• What you should do
Rewrite the lines of each item as a JSON list of strings, one string per line, leaving out blank lines.

— START Dataset content —

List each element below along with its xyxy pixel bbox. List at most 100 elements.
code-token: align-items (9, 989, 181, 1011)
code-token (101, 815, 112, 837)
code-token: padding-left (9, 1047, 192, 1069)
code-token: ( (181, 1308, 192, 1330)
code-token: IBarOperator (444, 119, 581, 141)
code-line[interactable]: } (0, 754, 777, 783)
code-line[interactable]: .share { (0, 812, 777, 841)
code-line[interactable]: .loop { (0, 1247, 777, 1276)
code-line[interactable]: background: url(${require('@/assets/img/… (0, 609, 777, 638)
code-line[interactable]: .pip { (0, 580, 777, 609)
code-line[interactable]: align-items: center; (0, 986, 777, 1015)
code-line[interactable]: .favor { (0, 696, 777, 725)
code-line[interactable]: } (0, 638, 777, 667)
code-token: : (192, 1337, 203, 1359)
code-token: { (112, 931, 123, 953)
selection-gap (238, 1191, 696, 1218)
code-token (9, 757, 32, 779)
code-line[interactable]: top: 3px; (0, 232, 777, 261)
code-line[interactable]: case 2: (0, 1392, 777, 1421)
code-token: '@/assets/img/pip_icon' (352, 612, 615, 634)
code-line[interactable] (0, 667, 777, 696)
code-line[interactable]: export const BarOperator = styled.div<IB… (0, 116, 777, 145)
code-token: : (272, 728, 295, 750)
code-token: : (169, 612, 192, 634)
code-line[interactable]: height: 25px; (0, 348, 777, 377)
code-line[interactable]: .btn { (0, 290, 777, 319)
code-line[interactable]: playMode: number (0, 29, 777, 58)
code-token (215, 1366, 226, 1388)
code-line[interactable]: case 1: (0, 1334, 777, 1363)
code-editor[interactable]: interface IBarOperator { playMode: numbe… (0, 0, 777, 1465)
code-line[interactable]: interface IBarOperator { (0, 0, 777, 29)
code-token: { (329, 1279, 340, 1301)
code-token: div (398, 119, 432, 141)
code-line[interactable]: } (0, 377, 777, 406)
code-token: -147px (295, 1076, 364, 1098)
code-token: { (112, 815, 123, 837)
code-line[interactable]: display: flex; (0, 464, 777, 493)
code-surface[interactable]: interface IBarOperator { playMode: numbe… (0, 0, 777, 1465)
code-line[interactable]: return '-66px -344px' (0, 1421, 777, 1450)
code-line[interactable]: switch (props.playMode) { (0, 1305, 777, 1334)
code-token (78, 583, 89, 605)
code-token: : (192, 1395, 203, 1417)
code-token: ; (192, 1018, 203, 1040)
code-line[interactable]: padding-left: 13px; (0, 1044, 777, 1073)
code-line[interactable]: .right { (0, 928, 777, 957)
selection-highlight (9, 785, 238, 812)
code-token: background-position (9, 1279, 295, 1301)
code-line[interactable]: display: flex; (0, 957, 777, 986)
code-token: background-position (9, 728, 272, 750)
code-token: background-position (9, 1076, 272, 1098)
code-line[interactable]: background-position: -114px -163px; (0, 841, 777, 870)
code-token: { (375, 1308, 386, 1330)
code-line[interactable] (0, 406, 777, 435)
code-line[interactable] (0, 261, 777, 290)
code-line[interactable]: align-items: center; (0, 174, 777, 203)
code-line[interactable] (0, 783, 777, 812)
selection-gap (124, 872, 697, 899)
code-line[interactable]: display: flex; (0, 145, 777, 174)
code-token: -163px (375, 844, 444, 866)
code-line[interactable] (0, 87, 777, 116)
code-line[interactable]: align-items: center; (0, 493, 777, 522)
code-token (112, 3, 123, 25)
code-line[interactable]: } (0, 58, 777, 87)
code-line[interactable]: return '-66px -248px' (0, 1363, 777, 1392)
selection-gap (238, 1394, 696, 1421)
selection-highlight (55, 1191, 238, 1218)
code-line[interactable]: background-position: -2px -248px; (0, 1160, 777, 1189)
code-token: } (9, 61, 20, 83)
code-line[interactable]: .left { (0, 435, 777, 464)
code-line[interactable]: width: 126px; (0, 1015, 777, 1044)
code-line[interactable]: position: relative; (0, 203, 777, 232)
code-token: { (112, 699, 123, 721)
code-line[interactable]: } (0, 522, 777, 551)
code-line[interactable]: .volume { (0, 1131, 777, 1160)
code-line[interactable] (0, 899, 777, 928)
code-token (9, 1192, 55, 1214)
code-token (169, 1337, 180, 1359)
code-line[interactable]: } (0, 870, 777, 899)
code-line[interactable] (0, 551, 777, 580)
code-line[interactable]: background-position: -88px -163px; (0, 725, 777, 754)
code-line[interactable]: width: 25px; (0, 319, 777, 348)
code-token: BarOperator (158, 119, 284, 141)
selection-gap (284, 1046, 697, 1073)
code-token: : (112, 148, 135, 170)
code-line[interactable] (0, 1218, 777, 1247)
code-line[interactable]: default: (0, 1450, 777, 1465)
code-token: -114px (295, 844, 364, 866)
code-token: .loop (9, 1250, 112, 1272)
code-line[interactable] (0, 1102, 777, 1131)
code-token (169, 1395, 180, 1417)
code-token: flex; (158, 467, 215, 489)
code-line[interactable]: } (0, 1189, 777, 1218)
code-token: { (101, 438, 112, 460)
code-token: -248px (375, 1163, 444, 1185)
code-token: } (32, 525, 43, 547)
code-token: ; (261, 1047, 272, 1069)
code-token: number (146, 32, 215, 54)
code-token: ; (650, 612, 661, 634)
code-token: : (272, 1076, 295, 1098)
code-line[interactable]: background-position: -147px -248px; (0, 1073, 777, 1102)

— END Dataset content —

• Exercise result
[
  "List each element below along with its xyxy pixel bbox. List at most 100 elements.",
  "code-token: align-items (9, 989, 181, 1011)",
  "code-token (101, 815, 112, 837)",
  "code-token: padding-left (9, 1047, 192, 1069)",
  "code-token: ( (181, 1308, 192, 1330)",
  "code-token: IBarOperator (444, 119, 581, 141)",
  "code-line[interactable]: } (0, 754, 777, 783)",
  "code-line[interactable]: .share { (0, 812, 777, 841)",
  "code-line[interactable]: .loop { (0, 1247, 777, 1276)",
  "code-line[interactable]: background: url(${require('@/assets/img/… (0, 609, 777, 638)",
  "code-line[interactable]: .pip { (0, 580, 777, 609)",
  "code-line[interactable]: align-items: center; (0, 986, 777, 1015)",
  "code-line[interactable]: .favor { (0, 696, 777, 725)",
  "code-line[interactable]: } (0, 638, 777, 667)",
  "code-token: : (192, 1337, 203, 1359)",
  "code-token: { (112, 931, 123, 953)",
  "selection-gap (238, 1191, 696, 1218)",
  "code-token (9, 757, 32, 779)",
  "code-line[interactable]: top: 3px; (0, 232, 777, 261)",
  "code-line[interactable]: case 2: (0, 1392, 777, 1421)",
  "code-token: '@/assets/img/pip_icon' (352, 612, 615, 634)",
  "code-line[interactable] (0, 667, 777, 696)",
  "code-line[interactable]: export const BarOperator = styled.div<IB… (0, 116, 777, 145)",
  "code-token: : (272, 728, 295, 750)",
  "code-token: : (169, 612, 192, 634)",
  "code-line[interactable]: height: 25px; (0, 348, 777, 377)",
  "code-line[interactable]: .btn { (0, 290, 777, 319)",
  "code-line[interactable]: playMode: number (0, 29, 777, 58)",
  "code-token (215, 1366, 226, 1388)",
  "code-line[interactable]: case 1: (0, 1334, 777, 1363)",
  "code-editor[interactable]: interface IBarOperator { playMode: numbe… (0, 0, 777, 1465)",
  "code-line[interactable]: interface IBarOperator { (0, 0, 777, 29)",
  "code-token: { (329, 1279, 340, 1301)",
  "code-token: div (398, 119, 432, 141)",
  "code-line[interactable]: } (0, 377, 777, 406)",
  "code-token: -147px (295, 1076, 364, 1098)",
  "code-token: { (112, 815, 123, 837)",
  "code-line[interactable]: display: flex; (0, 464, 777, 493)",
  "code-surface[interactable]: interface IBarOperator { playMode: numbe… (0, 0, 777, 1465)",
  "code-line[interactable]: return '-66px -344px' (0, 1421, 777, 1450)",
  "code-line[interactable]: switch (props.playMode) { (0, 1305, 777, 1334)",
  "code-token (78, 583, 89, 605)",
  "code-token: : (192, 1395, 203, 1417)",
  "code-token: ; (192, 1018, 203, 1040)",
  "code-line[interactable]: padding-left: 13px; (0, 1044, 777, 1073)",
  "code-line[interactable]: .right { (0, 928, 777, 957)",
  "selection-highlight (9, 785, 238, 812)",
  "code-token: background-position (9, 1279, 295, 1301)",
  "code-line[interactable]: display: flex; (0, 957, 777, 986)",
  "code-token: background-position (9, 728, 272, 750)",
  "code-token: background-position (9, 1076, 272, 1098)",
  "code-line[interactable]: background-position: -114px -163px; (0, 841, 777, 870)",
  "code-token: { (375, 1308, 386, 1330)",
  "code-line[interactable] (0, 406, 777, 435)",
  "code-line[interactable] (0, 261, 777, 290)",
  "code-line[interactable]: align-items: center; (0, 174, 777, 203)",
  "code-line[interactable] (0, 783, 777, 812)",
  "selection-gap (124, 872, 697, 899)",
  "code-line[interactable]: display: flex; (0, 145, 777, 174)",
  "code-token: -163px (375, 844, 444, 866)",
  "code-line[interactable] (0, 87, 777, 116)",
  "code-line[interactable]: align-items: center; (0, 493, 777, 522)",
  "code-token (112, 3, 123, 25)",
  "code-line[interactable]: } (0, 58, 777, 87)",
  "code-line[interactable]: return '-66px -248px' (0, 1363, 777, 1392)",
  "selection-gap (238, 1394, 696, 1421)",
  "selection-highlight (55, 1191, 238, 1218)",
  "code-line[interactable]: background-position: -2px -248px; (0, 1160, 777, 1189)",
  "code-token: } (9, 61, 20, 83)",
  "code-line[interactable]: .left { (0, 435, 777, 464)",
  "code-line[interactable]: width: 126px; (0, 1015, 777, 1044)",
  "code-line[interactable]: position: relative; (0, 203, 777, 232)",
  "code-token: { (112, 699, 123, 721)",
  "code-line[interactable]: } (0, 522, 777, 551)",
  "code-line[interactable]: .volume { (0, 1131, 777, 1160)",
  "code-line[interactable] (0, 899, 777, 928)",
  "code-token (9, 1192, 55, 1214)",
  "code-token (169, 1337, 180, 1359)",
  "code-line[interactable]: } (0, 870, 777, 899)",
  "code-line[interactable] (0, 551, 777, 580)",
  "code-line[interactable]: background-position: -88px -163px; (0, 725, 777, 754)",
  "code-line[interactable]: width: 25px; (0, 319, 777, 348)",
  "code-token: BarOperator (158, 119, 284, 141)",
  "selection-gap (284, 1046, 697, 1073)",
  "code-token: : (112, 148, 135, 170)",
  "code-line[interactable] (0, 1218, 777, 1247)",
  "code-line[interactable]: default: (0, 1450, 777, 1465)",
  "code-token: -114px (295, 844, 364, 866)",
  "code-token: .loop (9, 1250, 112, 1272)",
  "code-line[interactable] (0, 1102, 777, 1131)",
  "code-token (169, 1395, 180, 1417)",
  "code-token: flex; (158, 467, 215, 489)",
  "code-line[interactable]: } (0, 1189, 777, 1218)",
  "code-token: { (101, 438, 112, 460)",
  "code-token: -248px (375, 1163, 444, 1185)",
  "code-token: } (32, 525, 43, 547)",
  "code-token: ; (261, 1047, 272, 1069)",
  "code-token: number (146, 32, 215, 54)",
  "code-token: ; (650, 612, 661, 634)",
  "code-token: : (272, 1076, 295, 1098)",
  "code-line[interactable]: background-position: -147px -248px; (0, 1073, 777, 1102)"
]